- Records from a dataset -
------------------------------------------------

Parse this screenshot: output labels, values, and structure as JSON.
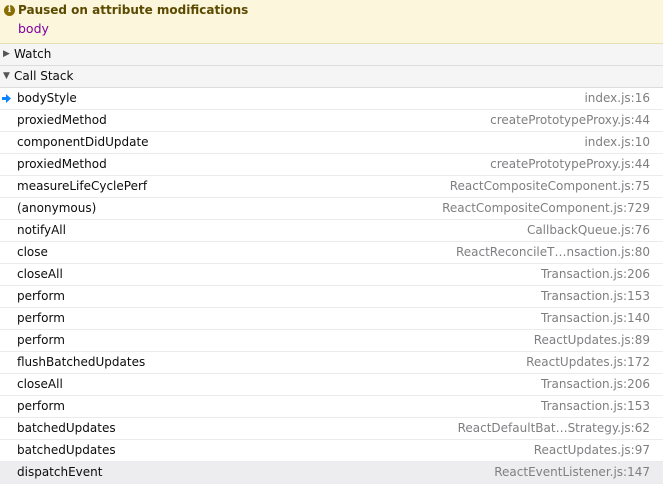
{
  "paused": {
    "title": "Paused on attribute modifications",
    "target": "body",
    "icon": "info-icon"
  },
  "sections": {
    "watch": {
      "label": "Watch",
      "expanded": false
    },
    "call_stack": {
      "label": "Call Stack",
      "expanded": true
    }
  },
  "call_stack": [
    {
      "fn": "bodyStyle",
      "loc": "index.js:16",
      "current": true
    },
    {
      "fn": "proxiedMethod",
      "loc": "createPrototypeProxy.js:44"
    },
    {
      "fn": "componentDidUpdate",
      "loc": "index.js:10"
    },
    {
      "fn": "proxiedMethod",
      "loc": "createPrototypeProxy.js:44"
    },
    {
      "fn": "measureLifeCyclePerf",
      "loc": "ReactCompositeComponent.js:75"
    },
    {
      "fn": "(anonymous)",
      "loc": "ReactCompositeComponent.js:729"
    },
    {
      "fn": "notifyAll",
      "loc": "CallbackQueue.js:76"
    },
    {
      "fn": "close",
      "loc": "ReactReconcileT…nsaction.js:80"
    },
    {
      "fn": "closeAll",
      "loc": "Transaction.js:206"
    },
    {
      "fn": "perform",
      "loc": "Transaction.js:153"
    },
    {
      "fn": "perform",
      "loc": "Transaction.js:140"
    },
    {
      "fn": "perform",
      "loc": "ReactUpdates.js:89"
    },
    {
      "fn": "flushBatchedUpdates",
      "loc": "ReactUpdates.js:172"
    },
    {
      "fn": "closeAll",
      "loc": "Transaction.js:206"
    },
    {
      "fn": "perform",
      "loc": "Transaction.js:153"
    },
    {
      "fn": "batchedUpdates",
      "loc": "ReactDefaultBat…Strategy.js:62"
    },
    {
      "fn": "batchedUpdates",
      "loc": "ReactUpdates.js:97"
    },
    {
      "fn": "dispatchEvent",
      "loc": "ReactEventListener.js:147",
      "highlighted": true
    }
  ],
  "colors": {
    "pause_bg": "#fbf6dc",
    "pause_text": "#5b4a00",
    "target_text": "#8000a0",
    "current_arrow": "#0a84ff"
  }
}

------------------------------------------------

- Request -
All the records need to be repeated exactly, with the images dropped.

- Complete response -
Parse this screenshot: output labels, values, and structure as JSON.
{
  "paused": {
    "title": "Paused on attribute modifications",
    "target": "body",
    "icon": "info-icon"
  },
  "sections": {
    "watch": {
      "label": "Watch",
      "expanded": false
    },
    "call_stack": {
      "label": "Call Stack",
      "expanded": true
    }
  },
  "call_stack": [
    {
      "fn": "bodyStyle",
      "loc": "index.js:16",
      "current": true
    },
    {
      "fn": "proxiedMethod",
      "loc": "createPrototypeProxy.js:44"
    },
    {
      "fn": "componentDidUpdate",
      "loc": "index.js:10"
    },
    {
      "fn": "proxiedMethod",
      "loc": "createPrototypeProxy.js:44"
    },
    {
      "fn": "measureLifeCyclePerf",
      "loc": "ReactCompositeComponent.js:75"
    },
    {
      "fn": "(anonymous)",
      "loc": "ReactCompositeComponent.js:729"
    },
    {
      "fn": "notifyAll",
      "loc": "CallbackQueue.js:76"
    },
    {
      "fn": "close",
      "loc": "ReactReconcileT…nsaction.js:80"
    },
    {
      "fn": "closeAll",
      "loc": "Transaction.js:206"
    },
    {
      "fn": "perform",
      "loc": "Transaction.js:153"
    },
    {
      "fn": "perform",
      "loc": "Transaction.js:140"
    },
    {
      "fn": "perform",
      "loc": "ReactUpdates.js:89"
    },
    {
      "fn": "flushBatchedUpdates",
      "loc": "ReactUpdates.js:172"
    },
    {
      "fn": "closeAll",
      "loc": "Transaction.js:206"
    },
    {
      "fn": "perform",
      "loc": "Transaction.js:153"
    },
    {
      "fn": "batchedUpdates",
      "loc": "ReactDefaultBat…Strategy.js:62"
    },
    {
      "fn": "batchedUpdates",
      "loc": "ReactUpdates.js:97"
    },
    {
      "fn": "dispatchEvent",
      "loc": "ReactEventListener.js:147",
      "highlighted": true
    }
  ],
  "colors": {
    "pause_bg": "#fbf6dc",
    "pause_text": "#5b4a00",
    "target_text": "#8000a0",
    "current_arrow": "#0a84ff"
  }
}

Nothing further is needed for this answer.